- Passage -
--*--

You are viewing a plain text version of this content. The canonical link for it is here.

Posted to user@cassandra.apache.org by Jack Krupansky <ja...@gmail.com> on 2016/04/18 18:16:06 UTC

Proper use of COUNT

Based on a recent inquiry and a recent thread of my own, and the coming
support for wide rows, I'll focus in on this question that I feel needs
better documentation of recommended best practice:

When can the COUNT(*) aggregate row-counting function be used?

Accept for relatively small or narrow queries, it seems to have a
propensity for timing out.

>From what I gather (and without specific testing myself), SELECT COUNT(*)
seems to be warranted for use cases where:

1. The table is relatively small, or
2. The number of rows selected by the WHERE clause is relatively small, due
to a combination of a relatively small number of partitions and a
relatively narrow slice of rows in a partition.

One can always approximate a larger SELECT by performing multiple selects,
each specifying a limited range of tokens in the WHERE clause.

--*--

- Layout element entries -
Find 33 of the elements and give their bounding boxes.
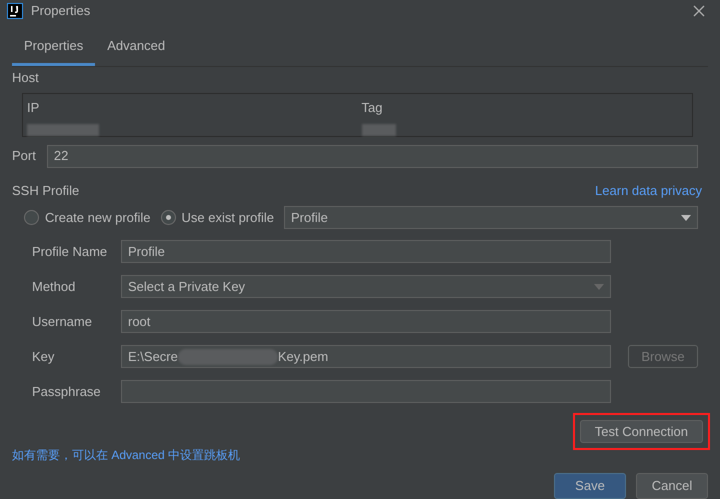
method-dropdown[interactable]: Select a Private Key: [121, 275, 611, 298]
column-header: Tag: [362, 98, 384, 117]
field-label: Passphrase: [32, 382, 102, 401]
radio-option[interactable]: Create new profile: [24, 208, 150, 228]
key-field[interactable]: E:\Secre Key.pem: [121, 345, 611, 368]
cancel-button[interactable]: Cancel: [636, 473, 708, 499]
port-field[interactable]: 22: [46, 144, 698, 168]
redacted-mark: [362, 124, 396, 136]
radio-option[interactable]: Use exist profile: [160, 208, 274, 228]
caret-icon: [681, 214, 691, 220]
privacy-link[interactable]: Learn data privacy: [595, 180, 702, 200]
text-field[interactable]: root: [121, 310, 611, 333]
field-label: Username: [32, 312, 93, 331]
redacted-mark: [27, 124, 99, 136]
field-label: Method: [32, 278, 76, 296]
test-connection-button[interactable]: Test Connection: [580, 420, 703, 443]
section-label: SSH Profile: [12, 182, 80, 200]
field-label: Port: [12, 147, 36, 166]
column-header: IP: [27, 98, 40, 116]
app-logo-icon: [7, 2, 23, 19]
tab[interactable]: Advanced: [95, 30, 178, 66]
section-label: Host: [12, 69, 40, 87]
field-label: Profile Name: [32, 242, 108, 261]
caret-icon: [594, 284, 604, 290]
window-title: Properties: [31, 2, 90, 20]
profile-dropdown[interactable]: Profile: [284, 206, 698, 229]
field-label: Key: [32, 348, 56, 366]
text-field[interactable]: Profile: [121, 240, 611, 263]
save-button[interactable]: Save: [554, 473, 626, 499]
tab[interactable]: Properties: [12, 30, 96, 66]
text-field[interactable]: [121, 380, 611, 403]
hint-text: 如有需要，可以在 Advanced 中设置跳板机: [12, 447, 242, 464]
close-icon[interactable]: [693, 4, 705, 17]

--*--

- Instructions -
#1 According to the forum post on COUNT, how can a larger SELECT be approximated?
#2 Pick out every line of the entries that contains the string "Advanced", treating uppercase and lowercase as distinct.
The forum post and the entries are separate, unrelated material.

- The replies -
#1 By performing multiple selects, each specifying a limited range of tokens in the WHERE clause.

#2
tab[interactable]: Advanced: [95, 30, 178, 66]
hint-text: 如有需要，可以在 Advanced 中设置跳板机: [12, 447, 242, 464]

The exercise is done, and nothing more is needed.